>>

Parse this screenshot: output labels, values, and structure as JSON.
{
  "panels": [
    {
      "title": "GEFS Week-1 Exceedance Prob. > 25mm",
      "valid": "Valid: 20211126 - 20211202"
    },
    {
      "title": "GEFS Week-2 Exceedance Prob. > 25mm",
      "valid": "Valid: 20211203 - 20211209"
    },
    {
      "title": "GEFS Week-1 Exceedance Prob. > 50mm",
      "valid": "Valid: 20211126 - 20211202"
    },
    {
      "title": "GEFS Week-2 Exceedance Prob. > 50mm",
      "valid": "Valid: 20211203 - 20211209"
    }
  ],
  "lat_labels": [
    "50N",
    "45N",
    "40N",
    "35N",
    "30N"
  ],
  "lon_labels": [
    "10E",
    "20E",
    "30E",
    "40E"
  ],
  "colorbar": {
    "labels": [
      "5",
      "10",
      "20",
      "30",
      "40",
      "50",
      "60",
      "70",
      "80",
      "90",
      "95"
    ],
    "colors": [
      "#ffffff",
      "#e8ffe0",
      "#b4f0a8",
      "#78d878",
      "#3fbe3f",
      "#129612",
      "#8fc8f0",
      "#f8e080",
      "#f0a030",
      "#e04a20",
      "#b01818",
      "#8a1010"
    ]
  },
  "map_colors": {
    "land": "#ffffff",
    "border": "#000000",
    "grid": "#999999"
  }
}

<<

## Task details
Copy every line from the entries that contains the word "title".

## Answer in full
      "title": "GEFS Week-1 Exceedance Prob. > 25mm",
      "title": "GEFS Week-2 Exceedance Prob. > 25mm",
      "title": "GEFS Week-1 Exceedance Prob. > 50mm",
      "title": "GEFS Week-2 Exceedance Prob. > 50mm",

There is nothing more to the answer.